◆ **Set task**
Check every line of the entries for "Marcos", and copy the lines that hold it.
---------------
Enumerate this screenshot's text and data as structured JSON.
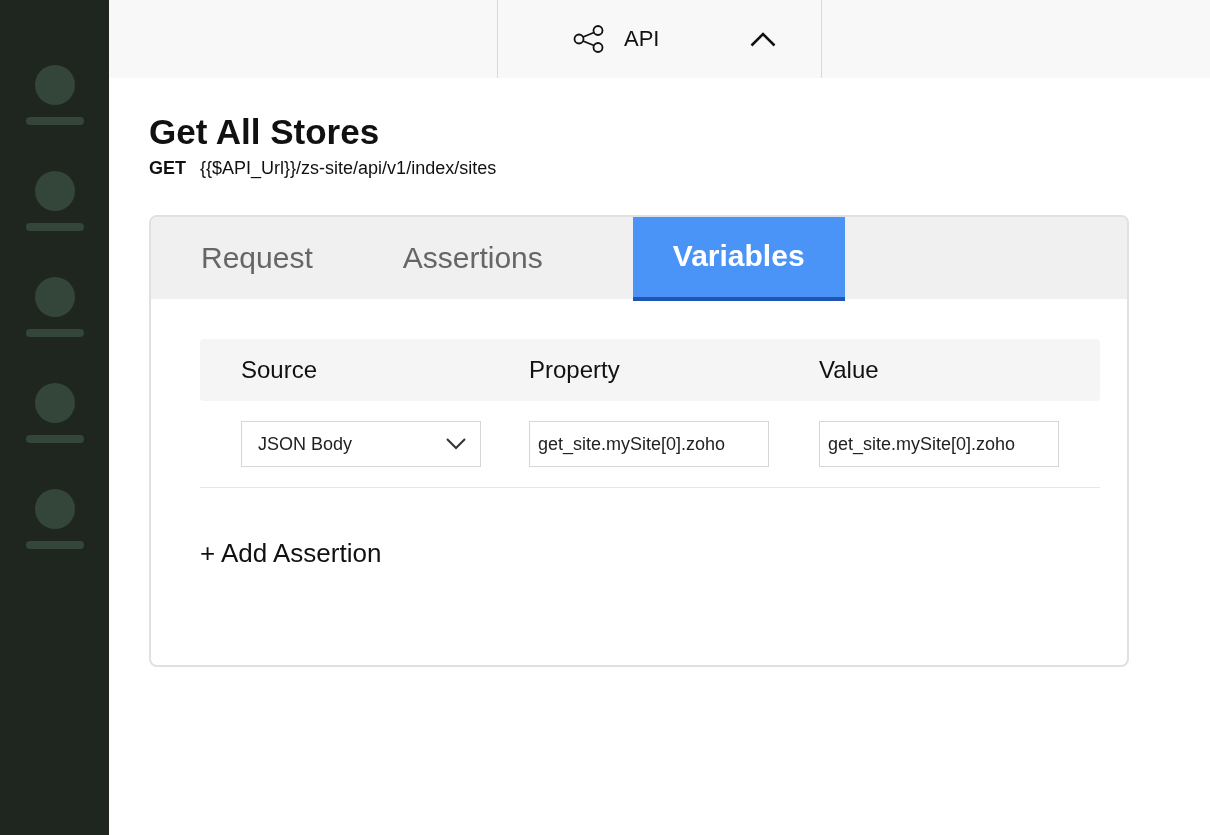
{
  "sidebar": {
    "items": [
      {
        "kind": "placeholder"
      },
      {
        "kind": "placeholder"
      },
      {
        "kind": "placeholder"
      },
      {
        "kind": "placeholder"
      },
      {
        "kind": "placeholder"
      }
    ]
  },
  "top_bar": {
    "section": {
      "label": "API",
      "expanded": true
    }
  },
  "header": {
    "title": "Get All Stores",
    "method": "GET",
    "url": "{{$API_Url}}/zs-site/api/v1/index/sites"
  },
  "tabs": [
    {
      "label": "Request",
      "selected": false
    },
    {
      "label": "Assertions",
      "selected": false
    },
    {
      "label": "Variables",
      "selected": true
    }
  ],
  "table": {
    "columns": [
      "Source",
      "Property",
      "Value"
    ],
    "rows": [
      {
        "cells": [
          {
            "kind": "dropdown",
            "value": "JSON Body"
          },
          {
            "kind": "input",
            "value": "get_site.mySite[0].zoho"
          },
          {
            "kind": "input",
            "value": "get_site.mySite[0].zoho"
          }
        ]
      }
    ]
  },
  "add_button": {
    "label": "+ Add Assertion"
  }
}
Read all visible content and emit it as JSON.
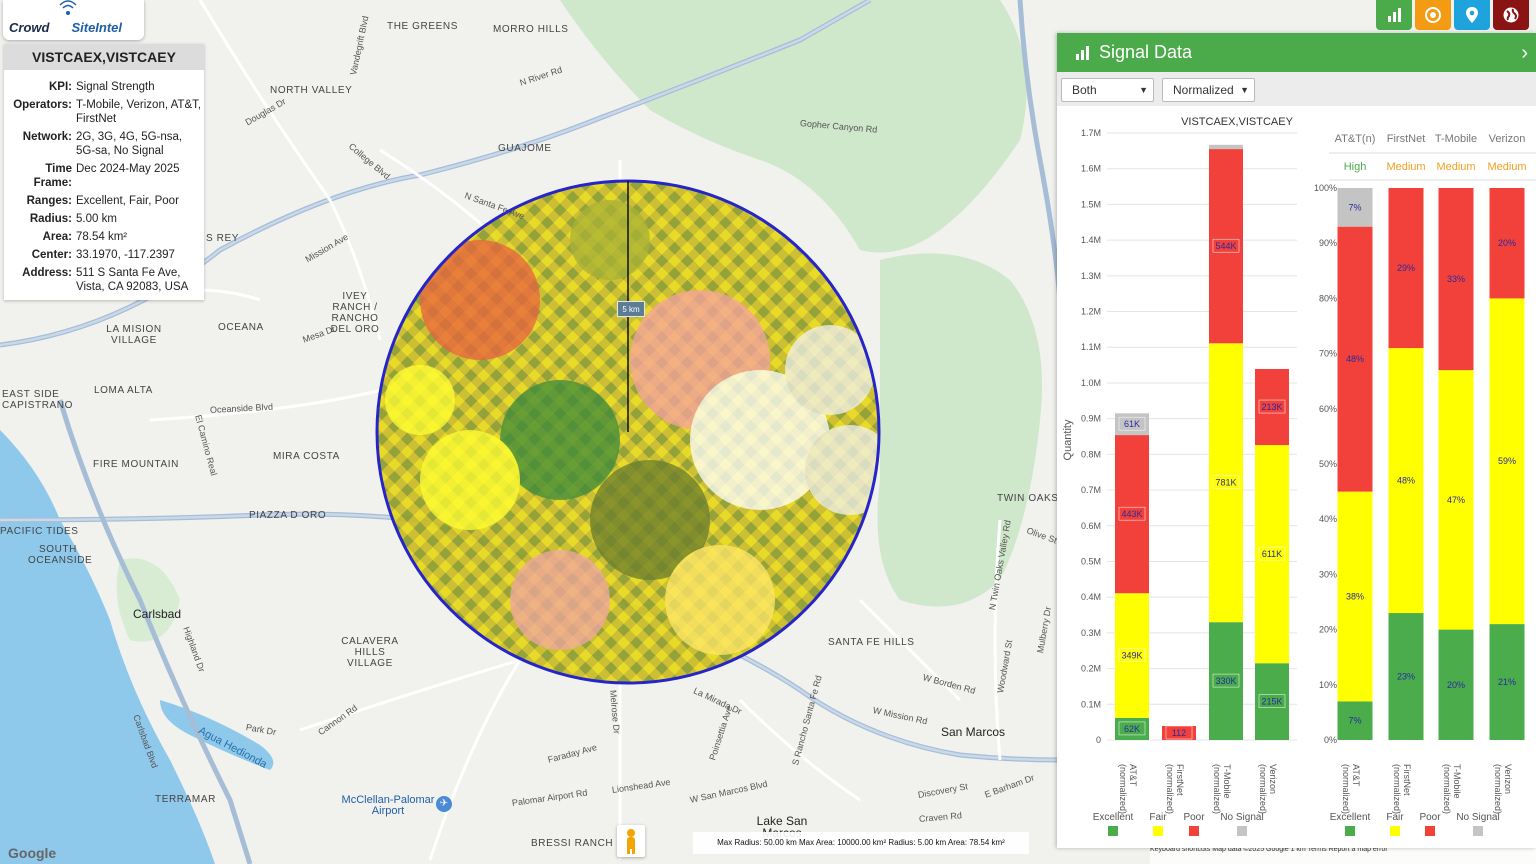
{
  "logo": {
    "text_a": "Crowd",
    "text_b": "SiteIntel"
  },
  "info": {
    "title": "VISTCAEX,VISTCAEY",
    "rows": [
      {
        "k": "KPI:",
        "v": "Signal Strength"
      },
      {
        "k": "Operators:",
        "v": "T-Mobile, Verizon, AT&T, FirstNet"
      },
      {
        "k": "Network:",
        "v": "2G, 3G, 4G, 5G-nsa, 5G-sa, No Signal"
      },
      {
        "k": "Time Frame:",
        "v": "Dec 2024-May 2025"
      },
      {
        "k": "Ranges:",
        "v": "Excellent, Fair, Poor"
      },
      {
        "k": "Radius:",
        "v": "5.00 km"
      },
      {
        "k": "Area:",
        "v": "78.54 km²"
      },
      {
        "k": "Center:",
        "v": "33.1970, -117.2397"
      },
      {
        "k": "Address:",
        "v": "511 S Santa Fe Ave, Vista, CA 92083, USA"
      }
    ]
  },
  "map": {
    "radius_label": "5 km",
    "max_box": "Max Radius: 50.00 km Max Area: 10000.00 km² Radius: 5.00 km Area: 78.54 km²",
    "google": "Google",
    "attribution": "Keyboard shortcuts    Map data ©2025 Google    1 km    Terms    Report a map error",
    "places": [
      {
        "t": "THE GREENS"
      },
      {
        "t": "MORRO HILLS"
      },
      {
        "t": "NORTH VALLEY"
      },
      {
        "t": "GUAJOME"
      },
      {
        "t": "IVEY RANCH / RANCHO DEL ORO"
      },
      {
        "t": "OCEANA"
      },
      {
        "t": "LA MISION VILLAGE"
      },
      {
        "t": "LOMA ALTA"
      },
      {
        "t": "EAST SIDE CAPISTRANO"
      },
      {
        "t": "FIRE MOUNTAIN"
      },
      {
        "t": "MIRA COSTA"
      },
      {
        "t": "PIAZZA D ORO"
      },
      {
        "t": "PACIFIC TIDES"
      },
      {
        "t": "SOUTH OCEANSIDE"
      },
      {
        "t": "CALAVERA HILLS VILLAGE"
      },
      {
        "t": "TERRAMAR"
      },
      {
        "t": "BRESSI RANCH"
      },
      {
        "t": "SANTA FE HILLS"
      },
      {
        "t": "TWIN OAKS"
      },
      {
        "t": "S REY"
      }
    ],
    "cities": [
      {
        "t": "Carlsbad"
      },
      {
        "t": "San Marcos"
      },
      {
        "t": "Lake San Marcos"
      },
      {
        "t": "McClellan-Palomar Airport"
      }
    ],
    "roads": [
      {
        "t": "Vandegrift Blvd"
      },
      {
        "t": "N River Rd"
      },
      {
        "t": "Douglas Dr"
      },
      {
        "t": "College Blvd"
      },
      {
        "t": "Mission Ave"
      },
      {
        "t": "Mesa Dr"
      },
      {
        "t": "Oceanside Blvd"
      },
      {
        "t": "El Camino Real"
      },
      {
        "t": "Gopher Canyon Rd"
      },
      {
        "t": "Olive St"
      },
      {
        "t": "W Borden Rd"
      },
      {
        "t": "W Mission Rd"
      },
      {
        "t": "La Mirada Dr"
      },
      {
        "t": "Faraday Ave"
      },
      {
        "t": "Palomar Airport Rd"
      },
      {
        "t": "Cannon Rd"
      },
      {
        "t": "Park Dr"
      },
      {
        "t": "Agua Hedionda"
      },
      {
        "t": "W San Marcos Blvd"
      },
      {
        "t": "Discovery St"
      },
      {
        "t": "Craven Rd"
      },
      {
        "t": "E Barham Dr"
      },
      {
        "t": "Lionshead Ave"
      },
      {
        "t": "N Santa Fe Ave"
      },
      {
        "t": "Melrose Dr"
      },
      {
        "t": "N Twin Oaks Valley Rd"
      },
      {
        "t": "Mulberry Dr"
      },
      {
        "t": "Woodward St"
      },
      {
        "t": "S Rancho Santa Fe Rd"
      },
      {
        "t": "Poinsettia Ave"
      },
      {
        "t": "Highland Dr"
      },
      {
        "t": "Carlsbad Blvd"
      }
    ]
  },
  "toolbar": {
    "icons": [
      "bar-chart-icon",
      "target-icon",
      "location-pin-icon",
      "globe-icon"
    ]
  },
  "panel": {
    "title": "Signal Data",
    "select_operator": "Both",
    "select_mode": "Normalized",
    "chart_title": "VISTCAEX,VISTCAEY",
    "legend": [
      "Excellent",
      "Fair",
      "Poor",
      "No Signal"
    ],
    "colors": {
      "excellent": "#4aac4a",
      "fair": "#ffff00",
      "poor": "#f2413a",
      "nosignal": "#c4c4c4",
      "accent": "#4bab4b"
    },
    "table": {
      "headers": [
        "AT&T(n)",
        "FirstNet",
        "T-Mobile",
        "Verizon"
      ],
      "ratings": [
        "High",
        "Medium",
        "Medium",
        "Medium"
      ]
    }
  },
  "chart_data": [
    {
      "type": "bar",
      "stacked": true,
      "title": "VISTCAEX,VISTCAEY",
      "ylabel": "Quantity",
      "ylim": [
        0,
        1700000
      ],
      "y_ticks": [
        "0",
        "0.1M",
        "0.2M",
        "0.3M",
        "0.4M",
        "0.5M",
        "0.6M",
        "0.7M",
        "0.8M",
        "0.9M",
        "1.0M",
        "1.1M",
        "1.2M",
        "1.3M",
        "1.4M",
        "1.5M",
        "1.6M",
        "1.7M"
      ],
      "categories": [
        "AT&T (normalized)",
        "FirstNet (normalized)",
        "T-Mobile (normalized)",
        "Verizon (normalized)"
      ],
      "series": [
        {
          "name": "Excellent",
          "values": [
            62000,
            0,
            330000,
            215000
          ],
          "labels": [
            "62K",
            "",
            "330K",
            "215K"
          ]
        },
        {
          "name": "Fair",
          "values": [
            349000,
            0,
            781000,
            611000
          ],
          "labels": [
            "349K",
            "",
            "781K",
            "611K"
          ]
        },
        {
          "name": "Poor",
          "values": [
            443000,
            112,
            544000,
            213000
          ],
          "labels": [
            "443K",
            "112",
            "544K",
            "213K"
          ]
        },
        {
          "name": "No Signal",
          "values": [
            61000,
            0,
            12000,
            0
          ],
          "labels": [
            "61K",
            "",
            "",
            ""
          ]
        }
      ]
    },
    {
      "type": "bar",
      "stacked": true,
      "ylim": [
        0,
        100
      ],
      "y_ticks": [
        "0%",
        "10%",
        "20%",
        "30%",
        "40%",
        "50%",
        "60%",
        "70%",
        "80%",
        "90%",
        "100%"
      ],
      "categories": [
        "AT&T (normalized)",
        "FirstNet (normalized)",
        "T-Mobile (normalized)",
        "Verizon (normalized)"
      ],
      "series": [
        {
          "name": "Excellent",
          "values": [
            7,
            23,
            20,
            21
          ],
          "labels": [
            "7%",
            "23%",
            "20%",
            "21%"
          ]
        },
        {
          "name": "Fair",
          "values": [
            38,
            48,
            47,
            59
          ],
          "labels": [
            "38%",
            "48%",
            "47%",
            "59%"
          ]
        },
        {
          "name": "Poor",
          "values": [
            48,
            29,
            33,
            20
          ],
          "labels": [
            "48%",
            "29%",
            "33%",
            "20%"
          ]
        },
        {
          "name": "No Signal",
          "values": [
            7,
            0,
            0,
            0
          ],
          "labels": [
            "7%",
            "",
            "",
            ""
          ]
        }
      ]
    }
  ]
}
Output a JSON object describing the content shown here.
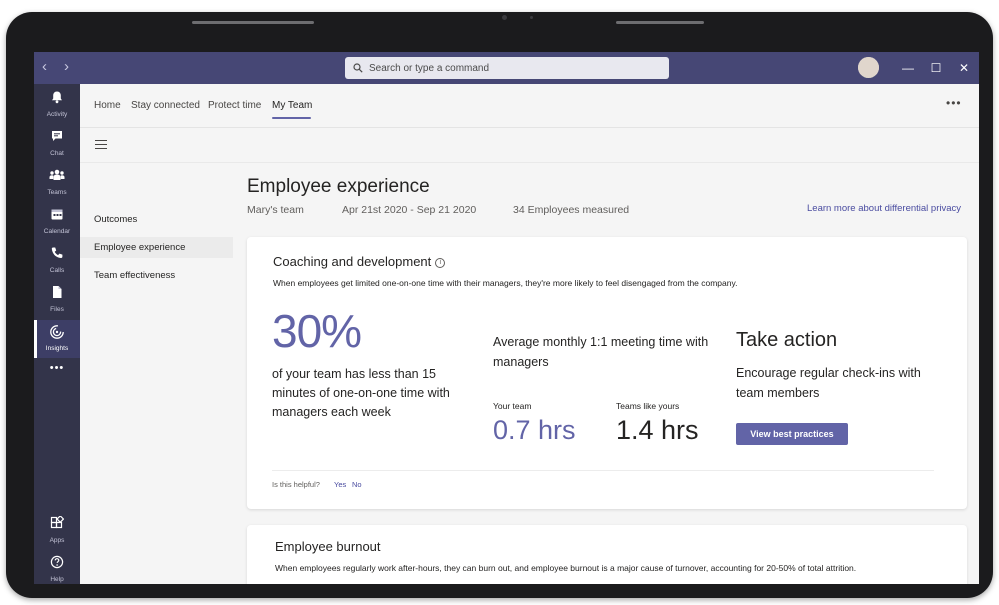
---------------
◆ **Final result**
        "t": "San Marcos"
        "t": "Lake San Marcos"
        "t": "W San Marcos Blvd"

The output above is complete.